-- Start of RECORDS FOR THIS EXERCISE --
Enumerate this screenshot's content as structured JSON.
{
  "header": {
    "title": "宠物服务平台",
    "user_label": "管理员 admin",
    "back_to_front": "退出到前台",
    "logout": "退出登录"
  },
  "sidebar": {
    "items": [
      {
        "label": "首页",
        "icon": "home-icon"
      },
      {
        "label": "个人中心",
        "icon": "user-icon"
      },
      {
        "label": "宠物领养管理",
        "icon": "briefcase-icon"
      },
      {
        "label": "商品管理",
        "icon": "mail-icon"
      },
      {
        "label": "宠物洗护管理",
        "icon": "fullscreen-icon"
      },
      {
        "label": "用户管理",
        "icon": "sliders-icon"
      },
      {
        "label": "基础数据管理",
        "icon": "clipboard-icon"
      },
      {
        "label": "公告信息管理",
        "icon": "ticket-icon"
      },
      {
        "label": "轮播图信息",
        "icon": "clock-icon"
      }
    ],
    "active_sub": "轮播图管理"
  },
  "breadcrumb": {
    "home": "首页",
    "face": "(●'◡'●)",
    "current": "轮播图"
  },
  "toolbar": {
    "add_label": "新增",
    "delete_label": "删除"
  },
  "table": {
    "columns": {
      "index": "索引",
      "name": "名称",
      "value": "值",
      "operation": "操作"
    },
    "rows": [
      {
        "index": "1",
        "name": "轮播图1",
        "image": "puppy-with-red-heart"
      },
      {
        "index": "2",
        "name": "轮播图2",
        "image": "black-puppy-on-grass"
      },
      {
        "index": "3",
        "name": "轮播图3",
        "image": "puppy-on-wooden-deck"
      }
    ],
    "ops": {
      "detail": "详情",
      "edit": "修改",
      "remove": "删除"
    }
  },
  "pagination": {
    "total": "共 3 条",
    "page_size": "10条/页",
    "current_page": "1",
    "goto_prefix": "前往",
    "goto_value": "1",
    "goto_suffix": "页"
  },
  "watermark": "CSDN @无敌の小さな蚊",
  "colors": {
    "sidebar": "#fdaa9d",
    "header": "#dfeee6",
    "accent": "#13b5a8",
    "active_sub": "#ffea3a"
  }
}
-- End of RECORDS FOR THIS EXERCISE --
-- Start of RECORDS FOR THIS EXERCISE --
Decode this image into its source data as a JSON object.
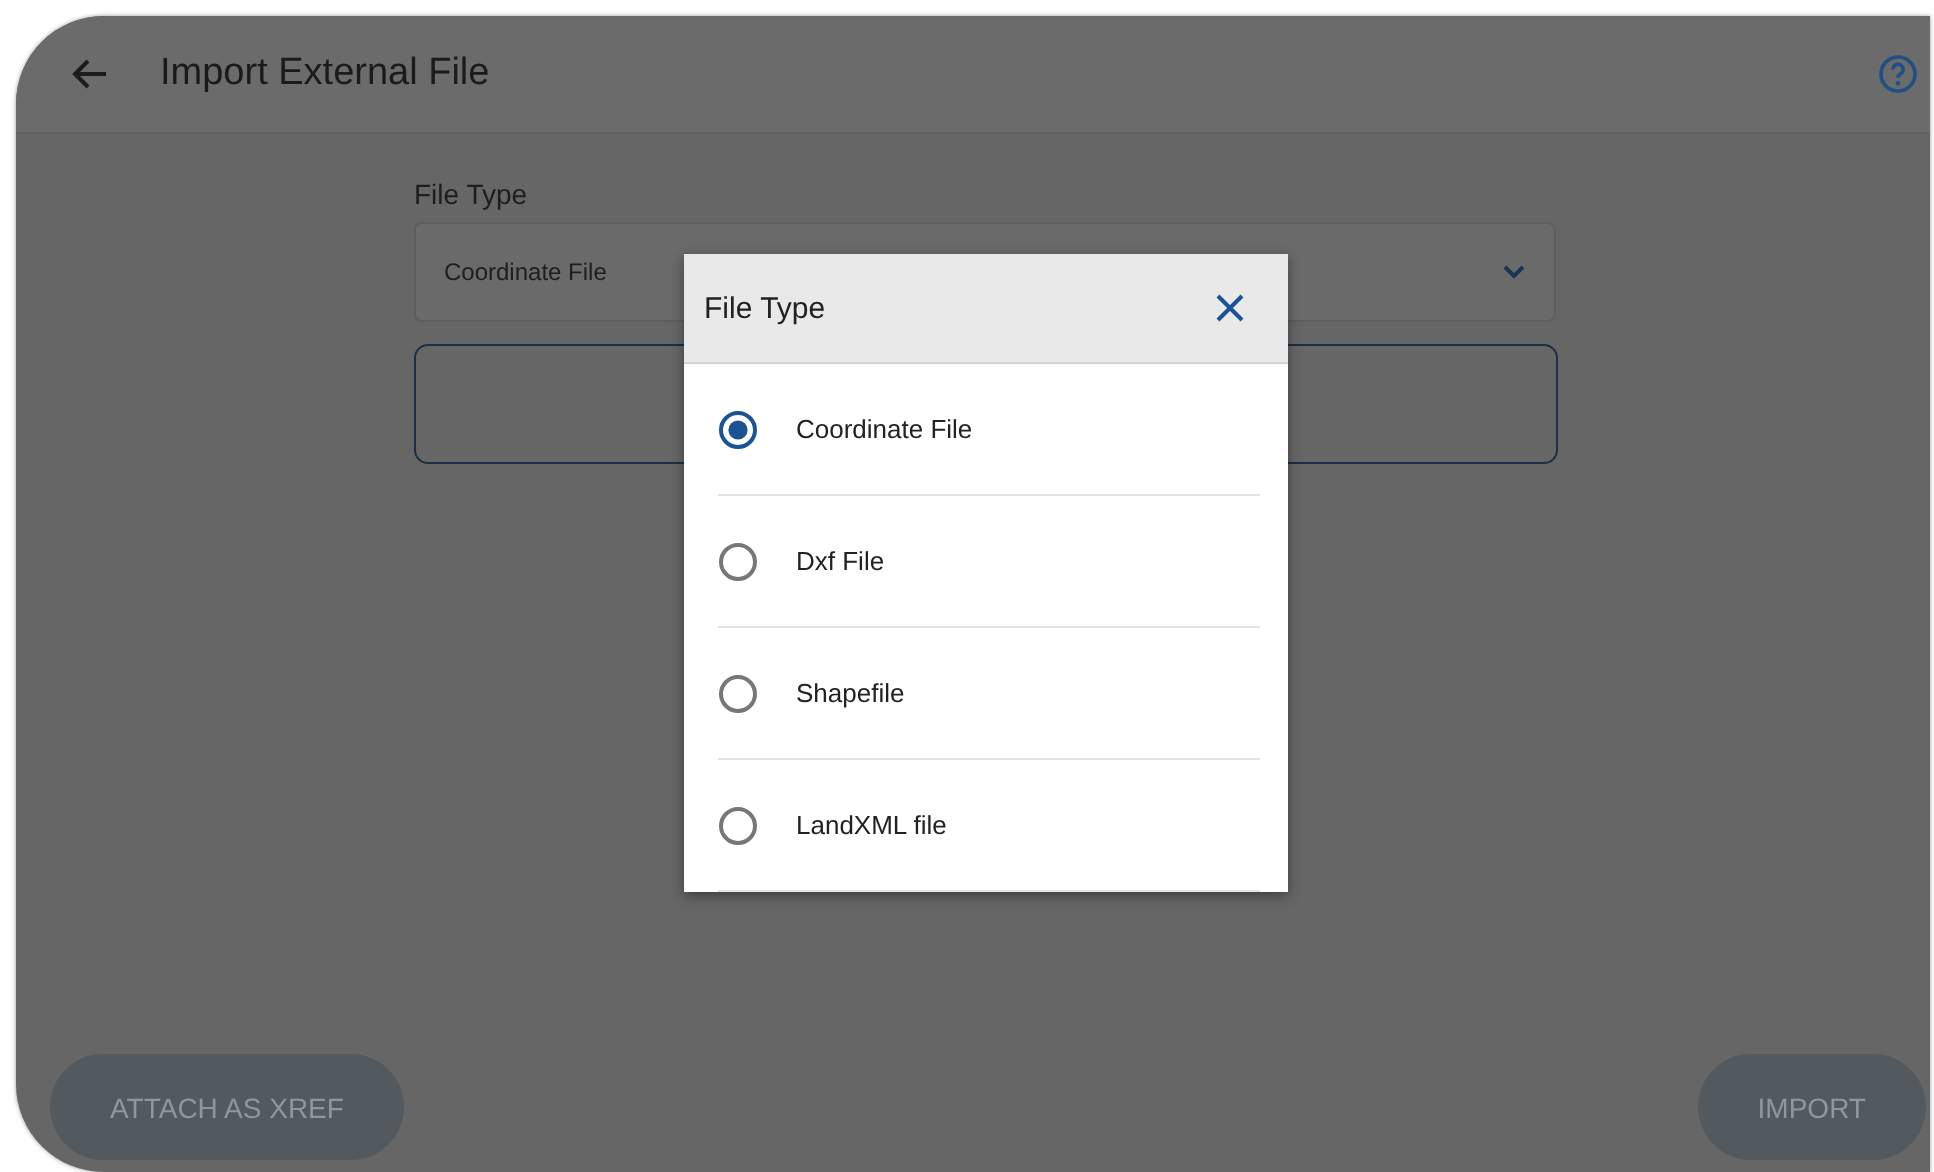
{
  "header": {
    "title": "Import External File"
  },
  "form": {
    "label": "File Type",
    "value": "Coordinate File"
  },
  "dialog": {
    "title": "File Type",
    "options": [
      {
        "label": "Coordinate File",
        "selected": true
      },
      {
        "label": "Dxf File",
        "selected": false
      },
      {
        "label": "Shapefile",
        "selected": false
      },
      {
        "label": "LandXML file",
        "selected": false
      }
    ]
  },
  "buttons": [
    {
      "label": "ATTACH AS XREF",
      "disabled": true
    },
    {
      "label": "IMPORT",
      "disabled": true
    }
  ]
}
-- End of RECORDS FOR THIS EXERCISE --
-- Start of RECORDS FOR THIS EXERCISE --
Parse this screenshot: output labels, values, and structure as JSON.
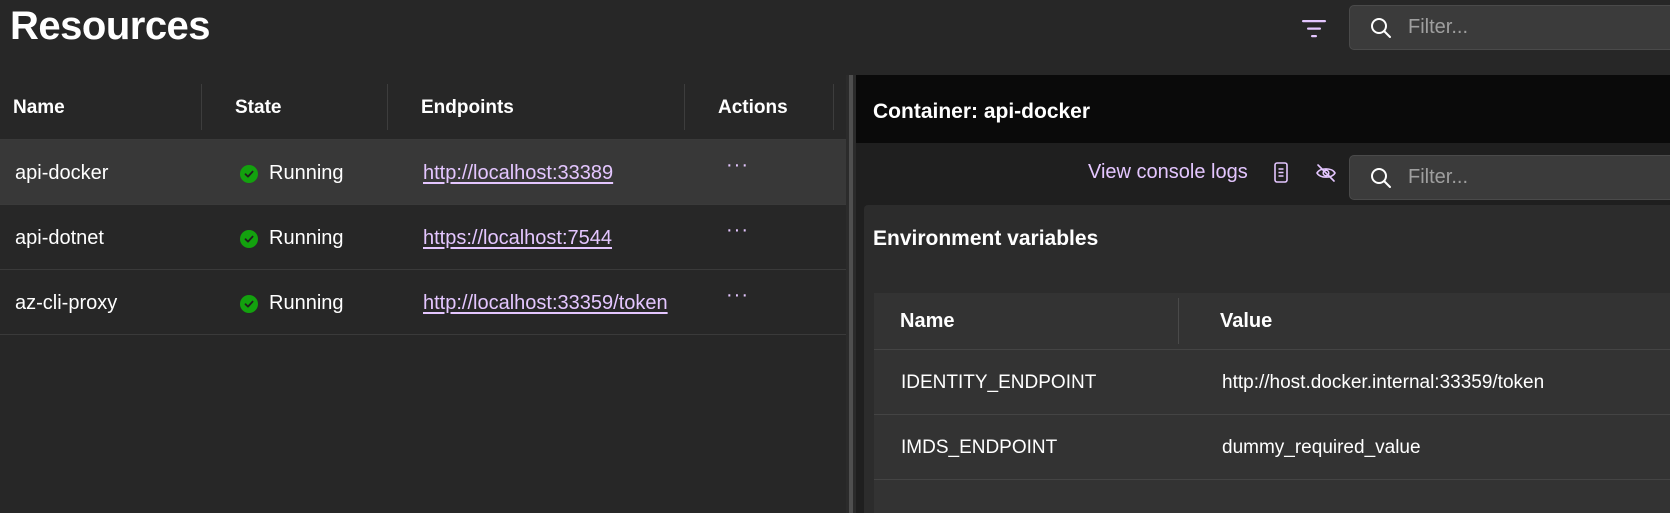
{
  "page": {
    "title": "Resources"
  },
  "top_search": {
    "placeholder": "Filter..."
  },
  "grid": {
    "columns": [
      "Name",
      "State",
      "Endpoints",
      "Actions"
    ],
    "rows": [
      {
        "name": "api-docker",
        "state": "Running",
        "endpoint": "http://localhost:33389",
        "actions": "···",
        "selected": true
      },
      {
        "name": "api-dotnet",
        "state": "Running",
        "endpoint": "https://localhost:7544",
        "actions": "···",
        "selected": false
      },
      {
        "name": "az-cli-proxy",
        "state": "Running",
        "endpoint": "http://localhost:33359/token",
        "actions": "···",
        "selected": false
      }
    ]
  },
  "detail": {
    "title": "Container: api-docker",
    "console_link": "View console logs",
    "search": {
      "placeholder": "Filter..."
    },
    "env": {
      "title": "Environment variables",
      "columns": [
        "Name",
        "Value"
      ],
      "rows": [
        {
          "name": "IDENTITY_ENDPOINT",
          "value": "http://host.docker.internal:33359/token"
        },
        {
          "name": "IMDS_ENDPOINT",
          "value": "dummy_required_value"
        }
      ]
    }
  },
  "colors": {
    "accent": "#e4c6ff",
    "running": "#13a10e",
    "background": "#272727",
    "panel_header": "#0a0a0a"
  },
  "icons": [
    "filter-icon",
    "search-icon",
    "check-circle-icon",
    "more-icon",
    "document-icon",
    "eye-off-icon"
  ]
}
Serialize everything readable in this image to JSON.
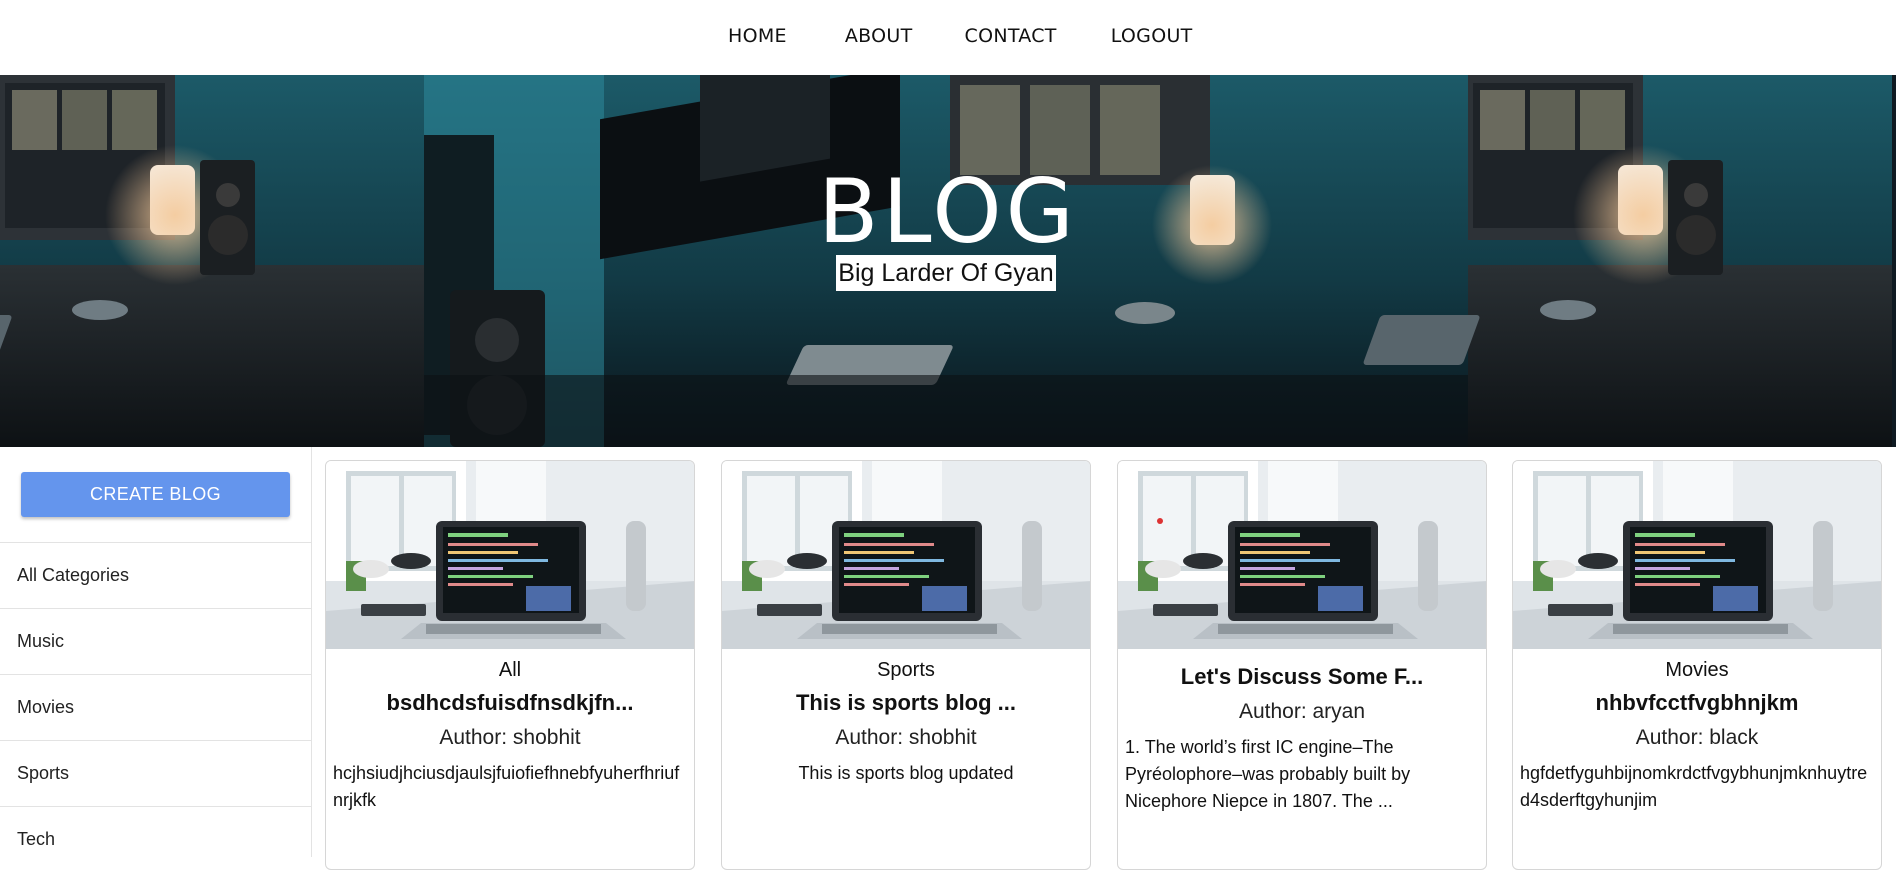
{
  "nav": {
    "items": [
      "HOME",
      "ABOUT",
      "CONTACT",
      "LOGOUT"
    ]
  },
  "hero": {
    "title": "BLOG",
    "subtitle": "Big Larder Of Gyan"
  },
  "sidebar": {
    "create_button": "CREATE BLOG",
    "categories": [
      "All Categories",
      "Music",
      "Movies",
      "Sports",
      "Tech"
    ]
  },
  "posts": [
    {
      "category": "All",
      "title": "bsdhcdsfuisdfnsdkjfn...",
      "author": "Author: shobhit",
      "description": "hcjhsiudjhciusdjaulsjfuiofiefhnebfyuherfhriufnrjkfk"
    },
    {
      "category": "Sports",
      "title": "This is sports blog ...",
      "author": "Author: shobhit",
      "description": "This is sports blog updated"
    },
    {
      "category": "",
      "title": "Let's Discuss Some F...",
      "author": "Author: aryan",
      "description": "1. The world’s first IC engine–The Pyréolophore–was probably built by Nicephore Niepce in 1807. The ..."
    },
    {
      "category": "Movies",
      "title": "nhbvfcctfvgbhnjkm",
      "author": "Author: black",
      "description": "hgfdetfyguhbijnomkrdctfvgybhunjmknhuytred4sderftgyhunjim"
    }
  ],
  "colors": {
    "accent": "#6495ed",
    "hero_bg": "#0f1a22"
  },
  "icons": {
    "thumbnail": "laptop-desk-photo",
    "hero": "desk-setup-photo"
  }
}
-- End of RECORDS FOR THIS EXERCISE --
- WRITTEN REQUEST -
Each line above that holds the string "token" should be copied and shown.

- TASK SOLUTION -
        "endpoint": "http://localhost:33359/token",
          "value": "http://host.docker.internal:33359/token"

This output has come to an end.